TASK:
Pick every line with "stößt" from the material below.

GIVEN INFORMATION:
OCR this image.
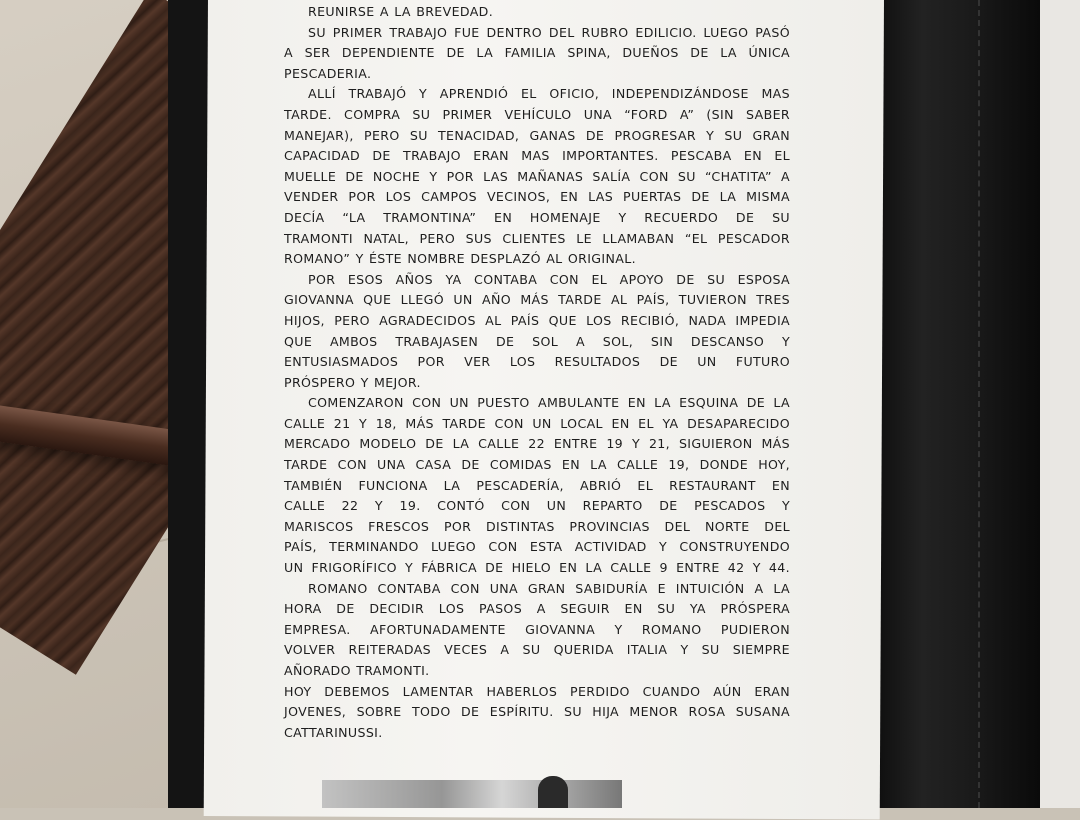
REUNIRSE A LA BREVEDAD.
SU PRIMER TRABAJO FUE DENTRO DEL RUBRO EDILICIO. LUEGO PASÓ
A SER DEPENDIENTE DE LA FAMILIA SPINA, DUEÑOS DE LA ÚNICA
PESCADERIA.
ALLÍ TRABAJÓ Y APRENDIÓ EL OFICIO, INDEPENDIZÁNDOSE MAS
TARDE. COMPRA SU PRIMER VEHÍCULO UNA “FORD A” (SIN SABER
MANEJAR), PERO SU TENACIDAD, GANAS DE PROGRESAR Y SU GRAN
CAPACIDAD DE TRABAJO ERAN MAS IMPORTANTES. PESCABA EN EL
MUELLE DE NOCHE Y POR LAS MAÑANAS SALÍA CON SU “CHATITA” A
VENDER POR LOS CAMPOS VECINOS, EN LAS PUERTAS DE LA MISMA
DECÍA “LA TRAMONTINA” EN HOMENAJE Y RECUERDO DE SU
TRAMONTI NATAL, PERO SUS CLIENTES LE LLAMABAN “EL PESCADOR
ROMANO” Y ÉSTE NOMBRE DESPLAZÓ AL ORIGINAL.
POR ESOS AÑOS YA CONTABA CON EL APOYO DE SU ESPOSA
GIOVANNA QUE LLEGÓ UN AÑO MÁS TARDE AL PAÍS, TUVIERON TRES
HIJOS, PERO AGRADECIDOS AL PAÍS QUE LOS RECIBIÓ, NADA IMPEDIA
QUE AMBOS TRABAJASEN DE SOL A SOL, SIN DESCANSO Y
ENTUSIASMADOS POR VER LOS RESULTADOS DE UN FUTURO
PRÓSPERO Y MEJOR.
COMENZARON CON UN PUESTO AMBULANTE EN LA ESQUINA DE LA
CALLE 21 Y 18, MÁS TARDE CON UN LOCAL EN EL YA DESAPARECIDO
MERCADO MODELO DE LA CALLE 22 ENTRE 19 Y 21, SIGUIERON MÁS
TARDE CON UNA CASA DE COMIDAS EN LA CALLE 19, DONDE HOY,
TAMBIÉN FUNCIONA LA PESCADERÍA, ABRIÓ EL RESTAURANT EN
CALLE 22 Y 19. CONTÓ CON UN REPARTO DE PESCADOS Y
MARISCOS FRESCOS POR DISTINTAS PROVINCIAS DEL NORTE DEL
PAÍS, TERMINANDO LUEGO CON ESTA ACTIVIDAD Y CONSTRUYENDO
UN FRIGORÍFICO Y FÁBRICA DE HIELO EN LA CALLE 9 ENTRE 42 Y 44.
ROMANO CONTABA CON UNA GRAN SABIDURÍA E INTUICIÓN A LA
HORA DE DECIDIR LOS PASOS A SEGUIR EN SU YA PRÓSPERA
EMPRESA. AFORTUNADAMENTE GIOVANNA Y ROMANO PUDIERON
VOLVER REITERADAS VECES A SU QUERIDA ITALIA Y SU SIEMPRE
AÑORADO TRAMONTI.
HOY DEBEMOS LAMENTAR HABERLOS PERDIDO CUANDO AÚN ERAN
JOVENES, SOBRE TODO DE ESPÍRITU. SU HIJA MENOR ROSA SUSANA
CATTARINUSSI.
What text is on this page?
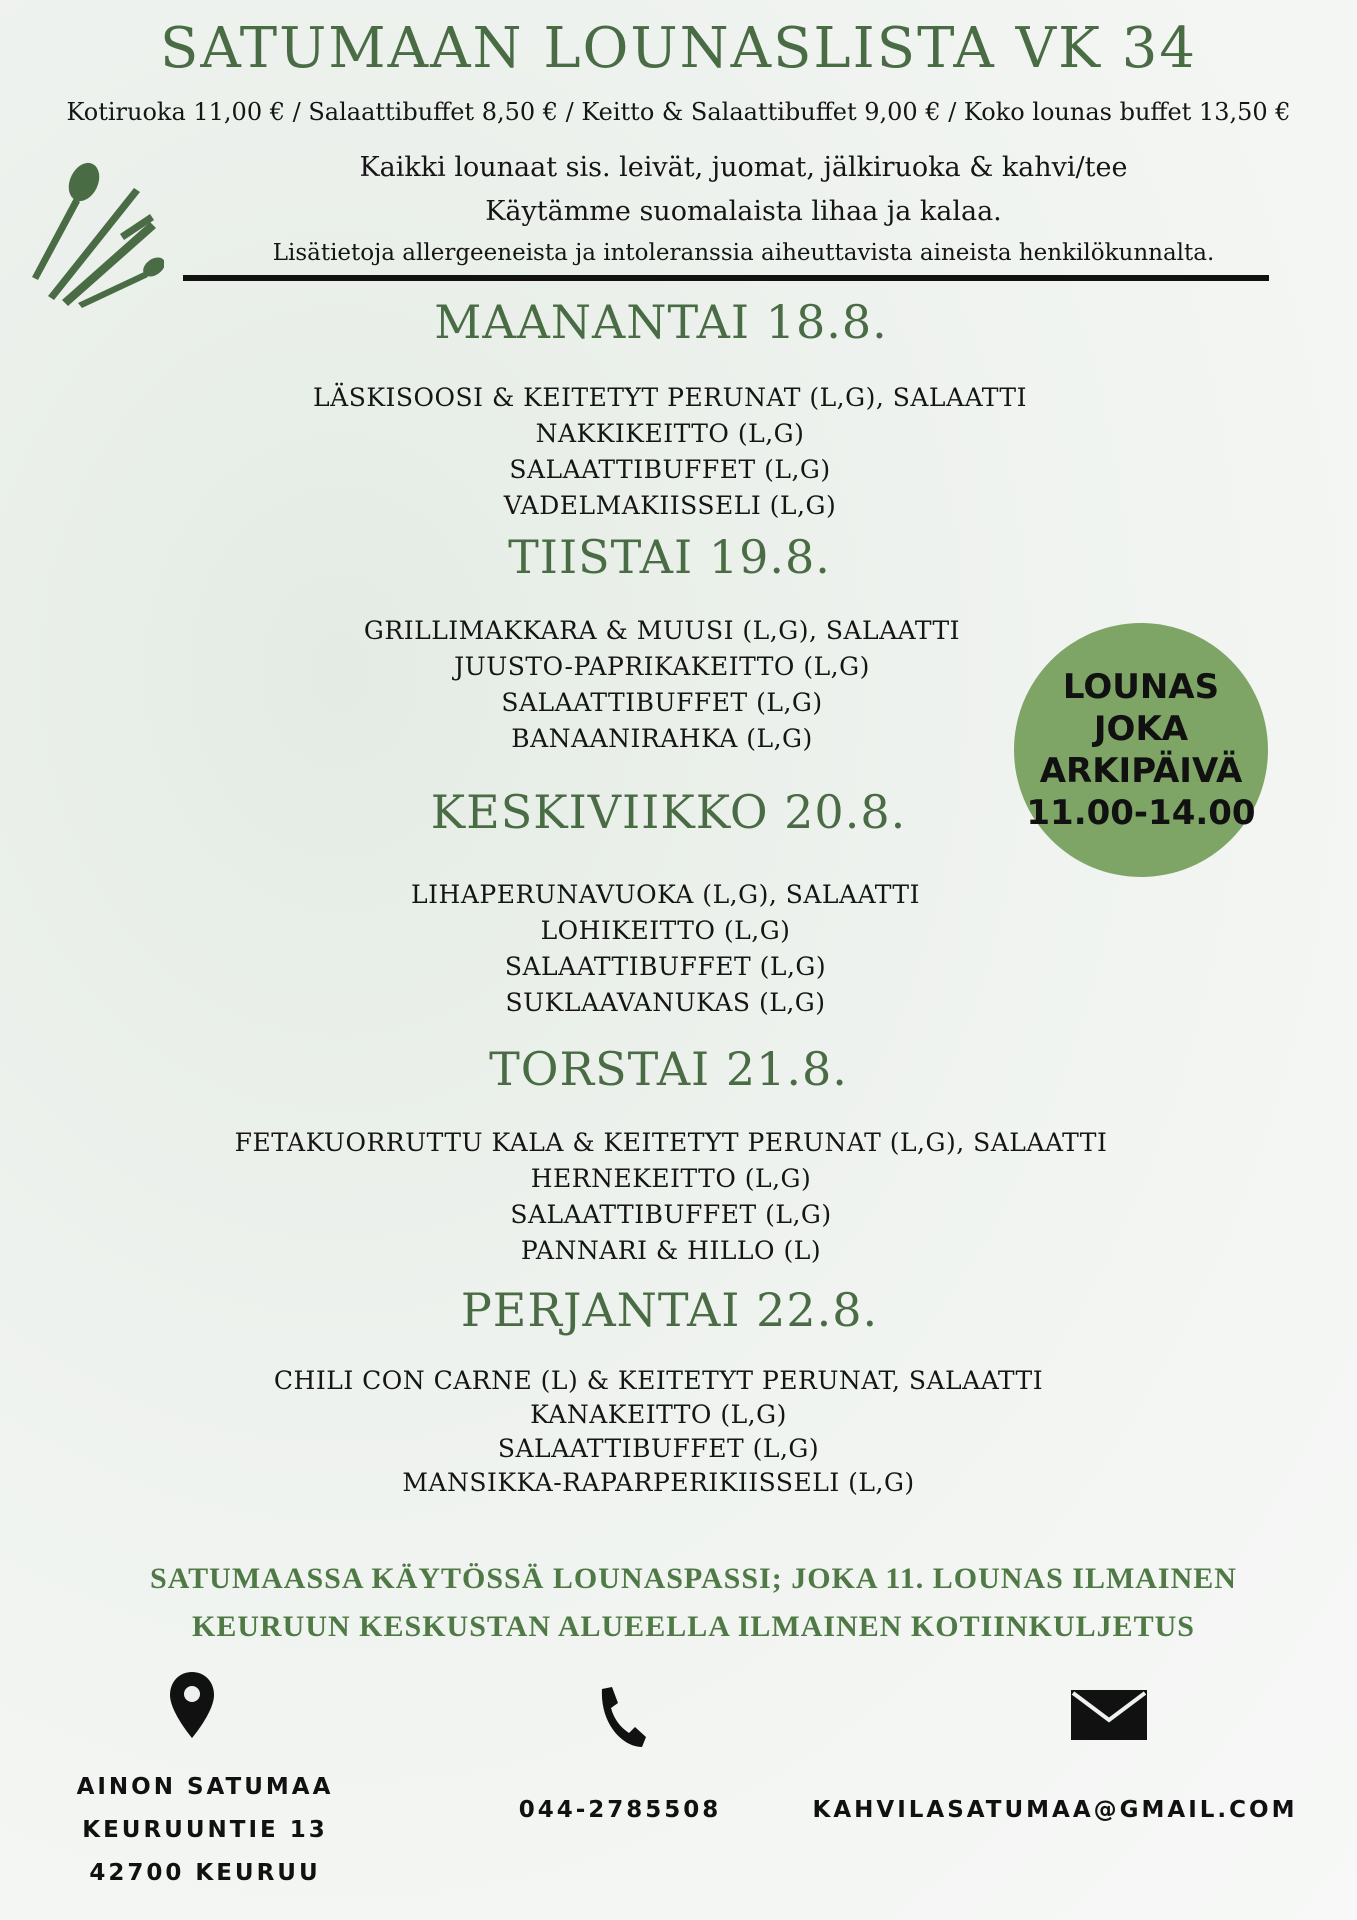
SATUMAAN LOUNASLISTA VK 34
Kotiruoka 11,00 € / Salaattibuffet 8,50 € / Keitto & Salaattibuffet 9,00 € / Koko lounas buffet 13,50 €
Kaikki lounaat sis. leivät, juomat, jälkiruoka & kahvi/tee
Käytämme suomalaista lihaa ja kalaa.
Lisätietoja allergeeneista ja intoleranssia aiheuttavista aineista henkilökunnalta.
MAANANTAI 18.8.
LÄSKISOOSI & KEITETYT PERUNAT (L,G), SALAATTI
NAKKIKEITTO (L,G)
SALAATTIBUFFET (L,G)
VADELMAKIISSELI (L,G)
TIISTAI 19.8.
GRILLIMAKKARA & MUUSI (L,G), SALAATTI
JUUSTO-PAPRIKAKEITTO (L,G)
SALAATTIBUFFET (L,G)
BANAANIRAHKA (L,G)
LOUNAS
JOKA
ARKIPÄIVÄ
11.00-14.00
KESKIVIIKKO 20.8.
LIHAPERUNAVUOKA (L,G), SALAATTI
LOHIKEITTO (L,G)
SALAATTIBUFFET (L,G)
SUKLAAVANUKAS (L,G)
TORSTAI 21.8.
FETAKUORRUTTU KALA & KEITETYT PERUNAT (L,G), SALAATTI
HERNEKEITTO (L,G)
SALAATTIBUFFET (L,G)
PANNARI & HILLO (L)
PERJANTAI 22.8.
CHILI CON CARNE (L) & KEITETYT PERUNAT, SALAATTI
KANAKEITTO (L,G)
SALAATTIBUFFET (L,G)
MANSIKKA-RAPARPERIKIISSELI (L,G)
SATUMAASSA KÄYTÖSSÄ LOUNASPASSI; JOKA 11. LOUNAS ILMAINEN
KEURUUN KESKUSTAN ALUEELLA ILMAINEN KOTIINKULJETUS
AINON SATUMAA
KEURUUNTIE 13
42700 KEURUU
044-2785508	KAHVILASATUMAA@GMAIL.COM
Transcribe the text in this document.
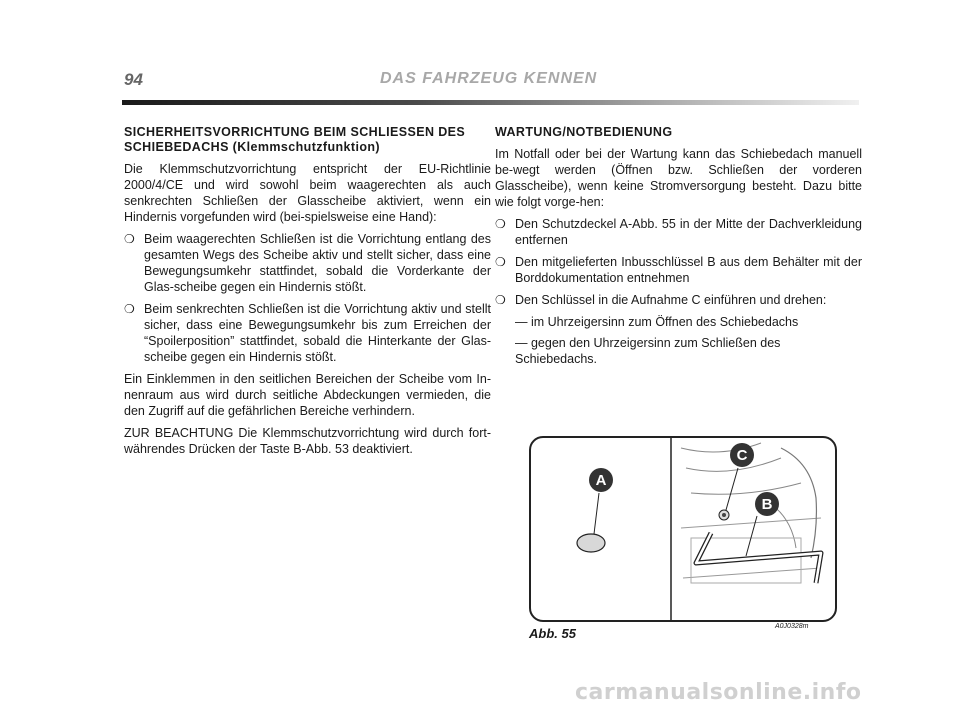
94	DAS FAHRZEUG KENNEN
SICHERHEITSVORRICHTUNG BEIM SCHLIESSEN DES SCHIEBEDACHS (Klemmschutzfunktion)
Die Klemmschutzvorrichtung entspricht der EU-Richtlinie 2000/4/CE und wird sowohl beim waagerechten als auch senkrechten Schließen der Glasscheibe aktiviert, wenn ein Hindernis vorgefunden wird (bei-spielsweise eine Hand):
❍ Beim waagerechten Schließen ist die Vorrichtung entlang des gesamten Wegs des Scheibe aktiv und stellt sicher, dass eine Bewegungsumkehr stattfindet, sobald die Vorderkante der Glas-scheibe gegen ein Hindernis stößt.
❍ Beim senkrechten Schließen ist die Vorrichtung aktiv und stellt sicher, dass eine Bewegungsumkehr bis zum Erreichen der “Spoilerposition” stattfindet, sobald die Hinterkante der Glas-scheibe gegen ein Hindernis stößt.
Ein Einklemmen in den seitlichen Bereichen der Scheibe vom In-nenraum aus wird durch seitliche Abdeckungen vermieden, die den Zugriff auf die gefährlichen Bereiche verhindern.
ZUR BEACHTUNG Die Klemmschutzvorrichtung wird durch fort-währendes Drücken der Taste B-Abb. 53 deaktiviert.
WARTUNG/NOTBEDIENUNG
Im Notfall oder bei der Wartung kann das Schiebedach manuell be-wegt werden (Öffnen bzw. Schließen der vorderen Glasscheibe), wenn keine Stromversorgung besteht. Dazu bitte wie folgt vorge-hen:
❍ Den Schutzdeckel A-Abb. 55 in der Mitte der Dachverkleidung entfernen
❍ Den mitgelieferten Inbusschlüssel B aus dem Behälter mit der Borddokumentation entnehmen
❍ Den Schlüssel in die Aufnahme C einführen und drehen:
— im Uhrzeigersinn zum Öffnen des Schiebedachs
— gegen den Uhrzeigersinn zum Schließen des Schiebedachs.
A
B
C
Abb. 55	A0J0328m
carmanualsonline.info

COMPLETE OUTPUT:
❍ Beim waagerechten Schließen ist die Vorrichtung entlang des gesamten Wegs des Scheibe aktiv und stellt sicher, dass eine Bewegungsumkehr stattfindet, sobald die Vorderkante der Glas-scheibe gegen ein Hindernis stößt.
❍ Beim senkrechten Schließen ist die Vorrichtung aktiv und stellt sicher, dass eine Bewegungsumkehr bis zum Erreichen der “Spoilerposition” stattfindet, sobald die Hinterkante der Glas-scheibe gegen ein Hindernis stößt.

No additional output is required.